WHAT NEEDS TO BE DONE
Pick out every line holding the string "title" and copy it.

[Records]
********************

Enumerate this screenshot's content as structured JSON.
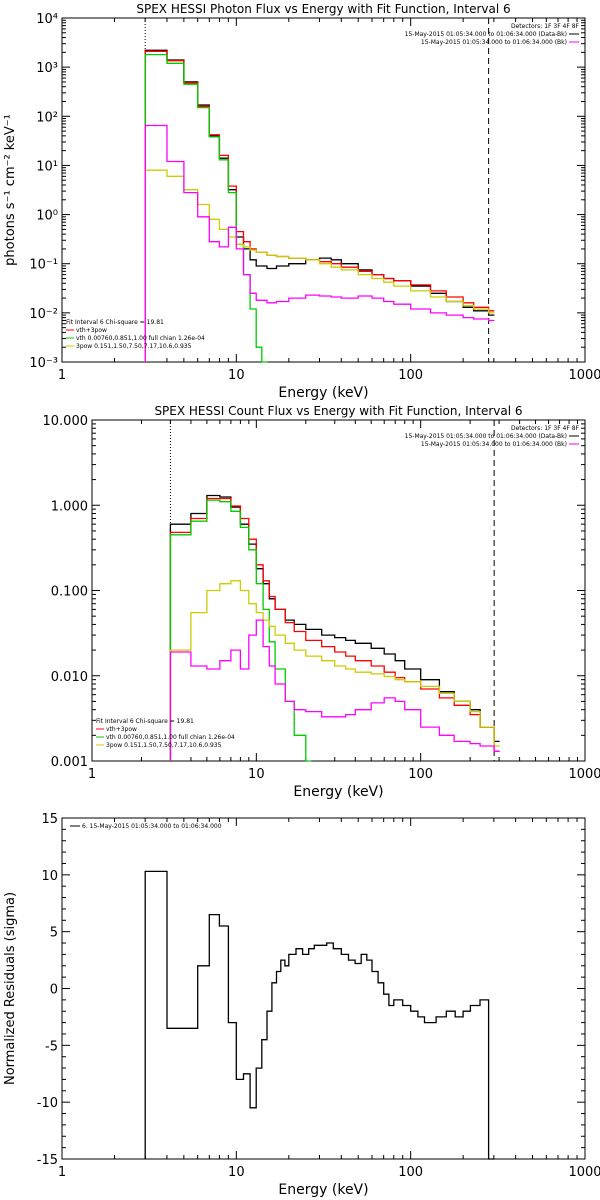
{
  "chart_data": [
    {
      "type": "line",
      "title": "SPEX HESSI Photon Flux vs Energy with Fit Function, Interval 6",
      "xlabel": "Energy (keV)",
      "ylabel": "photons s⁻¹ cm⁻² keV⁻¹",
      "x_scale": "log",
      "y_scale": "log",
      "xlim": [
        1,
        1000
      ],
      "ylim": [
        0.001,
        10000
      ],
      "x_ticks": [
        1,
        10,
        100,
        1000
      ],
      "x_tick_labels": [
        "1",
        "10",
        "100",
        "1000"
      ],
      "y_ticks": [
        0.001,
        0.01,
        0.1,
        1,
        10,
        100,
        1000,
        10000
      ],
      "y_tick_labels": [
        "10⁻³",
        "10⁻²",
        "10⁻¹",
        "10⁰",
        "10¹",
        "10²",
        "10³",
        "10⁴"
      ],
      "vlines": [
        {
          "x": 3,
          "style": "dotted"
        },
        {
          "x": 280,
          "style": "dashed"
        }
      ],
      "legend_top": [
        "Detectors: 1F 3F 4F 8F",
        "15-May-2015 01:05:34.000 to 01:06:34.000 (Data-Bk)",
        "15-May-2015 01:05:34.000 to 01:06:34.000 (Bk)"
      ],
      "legend_bottom": [
        "Fit Interval 6   Chi-square = 19.81",
        "vth+3pow",
        "vth 0.00760,0.851,1.00   full chian 1.26e-04",
        "3pow 0.151,1.50,7.50,7.17,10.6,0.935"
      ],
      "series": [
        {
          "color": "#000000",
          "x": [
            3,
            4,
            5,
            6,
            7,
            8,
            9,
            10,
            11,
            12,
            13,
            15,
            17,
            20,
            25,
            30,
            35,
            40,
            50,
            60,
            70,
            80,
            100,
            130,
            160,
            200,
            230,
            280
          ],
          "values": [
            2200,
            1400,
            500,
            170,
            40,
            14,
            3.2,
            0.35,
            0.2,
            0.12,
            0.09,
            0.08,
            0.09,
            0.1,
            0.12,
            0.13,
            0.12,
            0.1,
            0.075,
            0.06,
            0.05,
            0.045,
            0.035,
            0.025,
            0.017,
            0.013,
            0.011,
            0.009
          ]
        },
        {
          "color": "#ff0000",
          "x": [
            3,
            4,
            5,
            6,
            7,
            8,
            9,
            10,
            11,
            12,
            13,
            15,
            17,
            20,
            25,
            30,
            35,
            40,
            50,
            60,
            70,
            80,
            100,
            130,
            160,
            200,
            230,
            280
          ],
          "values": [
            2100,
            1350,
            480,
            160,
            42,
            16,
            3.8,
            0.45,
            0.28,
            0.2,
            0.17,
            0.15,
            0.14,
            0.13,
            0.12,
            0.11,
            0.1,
            0.085,
            0.07,
            0.06,
            0.05,
            0.045,
            0.037,
            0.028,
            0.021,
            0.016,
            0.013,
            0.011
          ]
        },
        {
          "color": "#00cc00",
          "x": [
            3,
            4,
            5,
            6,
            7,
            8,
            9,
            10,
            11,
            12,
            13,
            14
          ],
          "values": [
            1800,
            1200,
            450,
            150,
            38,
            13,
            2.8,
            0.25,
            0.06,
            0.012,
            0.002,
            0.001
          ]
        },
        {
          "color": "#cccc00",
          "x": [
            3,
            4,
            5,
            6,
            7,
            8,
            9,
            10,
            11,
            12,
            13,
            15,
            17,
            20,
            25,
            30,
            35,
            40,
            50,
            60,
            70,
            80,
            100,
            130,
            160,
            200,
            230,
            280
          ],
          "values": [
            8,
            6,
            3.2,
            1.6,
            0.8,
            0.5,
            0.35,
            0.25,
            0.22,
            0.19,
            0.17,
            0.15,
            0.14,
            0.13,
            0.12,
            0.1,
            0.085,
            0.075,
            0.06,
            0.05,
            0.042,
            0.035,
            0.028,
            0.021,
            0.017,
            0.014,
            0.012,
            0.01
          ]
        },
        {
          "color": "#ff00ff",
          "x": [
            3,
            4,
            5,
            6,
            7,
            8,
            9,
            10,
            11,
            12,
            13,
            15,
            17,
            20,
            25,
            30,
            35,
            40,
            50,
            60,
            70,
            80,
            100,
            130,
            160,
            200,
            230,
            280
          ],
          "values": [
            65,
            12,
            2.8,
            0.9,
            0.28,
            0.22,
            0.55,
            0.2,
            0.06,
            0.025,
            0.018,
            0.016,
            0.017,
            0.02,
            0.023,
            0.022,
            0.021,
            0.02,
            0.022,
            0.02,
            0.017,
            0.015,
            0.012,
            0.01,
            0.009,
            0.008,
            0.0075,
            0.007
          ]
        }
      ]
    },
    {
      "type": "line",
      "title": "SPEX HESSI Count Flux vs Energy with Fit Function, Interval 6",
      "xlabel": "Energy (keV)",
      "ylabel": "",
      "x_scale": "log",
      "y_scale": "log",
      "xlim": [
        1,
        1000
      ],
      "ylim": [
        0.001,
        10
      ],
      "x_ticks": [
        1,
        10,
        100,
        1000
      ],
      "x_tick_labels": [
        "1",
        "10",
        "100",
        "1000"
      ],
      "y_ticks": [
        0.001,
        0.01,
        0.1,
        1,
        10
      ],
      "y_tick_labels": [
        "0.001",
        "0.010",
        "0.100",
        "1.000",
        "10.000"
      ],
      "vlines": [
        {
          "x": 3,
          "style": "dotted"
        },
        {
          "x": 280,
          "style": "dashed"
        }
      ],
      "legend_top": [
        "Detectors: 1F 3F 4F 8F",
        "15-May-2015 01:05:34.000 to 01:06:34.000 (Data-Bk)",
        "15-May-2015 01:05:34.000 to 01:06:34.000 (Bk)"
      ],
      "legend_bottom": [
        "Fit Interval 6   Chi-square = 19.81",
        "vth+3pow",
        "vth 0.00760,0.851,1.00   full chian 1.26e-04",
        "3pow 0.151,1.50,7.50,7.17,10.6,0.935"
      ],
      "series": [
        {
          "color": "#000000",
          "x": [
            3,
            4,
            5,
            6,
            7,
            8,
            9,
            10,
            11,
            12,
            13,
            15,
            17,
            20,
            25,
            30,
            35,
            40,
            50,
            60,
            70,
            80,
            100,
            130,
            160,
            200,
            230,
            280
          ],
          "values": [
            0.6,
            0.8,
            1.3,
            1.25,
            0.95,
            0.6,
            0.35,
            0.18,
            0.12,
            0.08,
            0.06,
            0.045,
            0.04,
            0.035,
            0.03,
            0.028,
            0.026,
            0.024,
            0.021,
            0.018,
            0.015,
            0.012,
            0.009,
            0.0065,
            0.005,
            0.004,
            0.0025,
            0.0017
          ]
        },
        {
          "color": "#ff0000",
          "x": [
            3,
            4,
            5,
            6,
            7,
            8,
            9,
            10,
            11,
            12,
            13,
            15,
            17,
            20,
            25,
            30,
            35,
            40,
            50,
            60,
            70,
            80,
            100,
            130,
            160,
            200,
            230,
            280
          ],
          "values": [
            0.48,
            0.7,
            1.2,
            1.2,
            0.98,
            0.7,
            0.4,
            0.2,
            0.13,
            0.085,
            0.06,
            0.042,
            0.033,
            0.026,
            0.022,
            0.019,
            0.017,
            0.015,
            0.013,
            0.011,
            0.0095,
            0.0085,
            0.007,
            0.0055,
            0.0045,
            0.0035,
            0.0025,
            0.0013
          ]
        },
        {
          "color": "#00cc00",
          "x": [
            3,
            4,
            5,
            6,
            7,
            8,
            9,
            10,
            11,
            12,
            13,
            15,
            17,
            20
          ],
          "values": [
            0.45,
            0.65,
            1.15,
            1.1,
            0.85,
            0.55,
            0.3,
            0.12,
            0.06,
            0.025,
            0.012,
            0.005,
            0.002,
            0.001
          ]
        },
        {
          "color": "#cccc00",
          "x": [
            3,
            4,
            5,
            6,
            7,
            8,
            9,
            10,
            11,
            12,
            13,
            15,
            17,
            20,
            25,
            30,
            35,
            40,
            50,
            60,
            70,
            80,
            100,
            130,
            160,
            200,
            230,
            280
          ],
          "values": [
            0.02,
            0.055,
            0.1,
            0.12,
            0.13,
            0.1,
            0.07,
            0.055,
            0.045,
            0.038,
            0.03,
            0.024,
            0.02,
            0.017,
            0.015,
            0.013,
            0.012,
            0.011,
            0.0105,
            0.0098,
            0.009,
            0.0085,
            0.0075,
            0.0062,
            0.005,
            0.0038,
            0.0025,
            0.0015
          ]
        },
        {
          "color": "#ff00ff",
          "x": [
            3,
            4,
            5,
            6,
            7,
            8,
            9,
            10,
            11,
            12,
            13,
            15,
            17,
            20,
            25,
            30,
            35,
            40,
            50,
            60,
            70,
            80,
            100,
            130,
            160,
            200,
            230,
            280
          ],
          "values": [
            0.019,
            0.013,
            0.012,
            0.015,
            0.02,
            0.012,
            0.03,
            0.045,
            0.022,
            0.013,
            0.008,
            0.005,
            0.004,
            0.0038,
            0.0033,
            0.0033,
            0.0035,
            0.004,
            0.0048,
            0.0055,
            0.005,
            0.004,
            0.0025,
            0.002,
            0.0017,
            0.0016,
            0.0015,
            0.0013
          ]
        }
      ]
    },
    {
      "type": "line",
      "title": "",
      "xlabel": "Energy (keV)",
      "ylabel": "Normalized Residuals (sigma)",
      "x_scale": "log",
      "y_scale": "linear",
      "xlim": [
        1,
        1000
      ],
      "ylim": [
        -15,
        15
      ],
      "x_ticks": [
        1,
        10,
        100,
        1000
      ],
      "x_tick_labels": [
        "1",
        "10",
        "100",
        "1000"
      ],
      "y_ticks": [
        -15,
        -10,
        -5,
        0,
        5,
        10,
        15
      ],
      "y_tick_labels": [
        "-15",
        "-10",
        "-5",
        "0",
        "5",
        "10",
        "15"
      ],
      "legend_top": [
        "6. 15-May-2015 01:05:34.000 to 01:06:34.000"
      ],
      "series": [
        {
          "color": "#000000",
          "x": [
            3,
            4,
            5,
            6,
            7,
            8,
            9,
            10,
            11,
            12,
            13,
            14,
            15,
            16,
            17,
            18,
            19,
            20,
            22,
            24,
            26,
            28,
            30,
            33,
            36,
            40,
            44,
            48,
            52,
            56,
            60,
            65,
            70,
            75,
            80,
            90,
            100,
            110,
            120,
            130,
            140,
            150,
            160,
            180,
            200,
            220,
            250,
            280
          ],
          "values": [
            10.3,
            -3.5,
            -3.5,
            2,
            6.5,
            5.5,
            -3,
            -8,
            -7.5,
            -10.5,
            -7,
            -4.5,
            -2,
            0.5,
            1.5,
            2.5,
            2,
            3,
            3.5,
            3,
            3.5,
            3.8,
            3.8,
            4,
            3.5,
            3,
            2.5,
            2.2,
            3,
            2.5,
            1.5,
            0.5,
            -0.5,
            -1.5,
            -1,
            -1.5,
            -2,
            -2.5,
            -3,
            -3,
            -2.5,
            -2.5,
            -2,
            -2.5,
            -2,
            -1.5,
            -1,
            -15
          ]
        }
      ]
    }
  ]
}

********************

FINAL ANSWER
      "title": "SPEX HESSI Photon Flux vs Energy with Fit Function, Interval 6",
      "title": "SPEX HESSI Count Flux vs Energy with Fit Function, Interval 6",
      "title": "",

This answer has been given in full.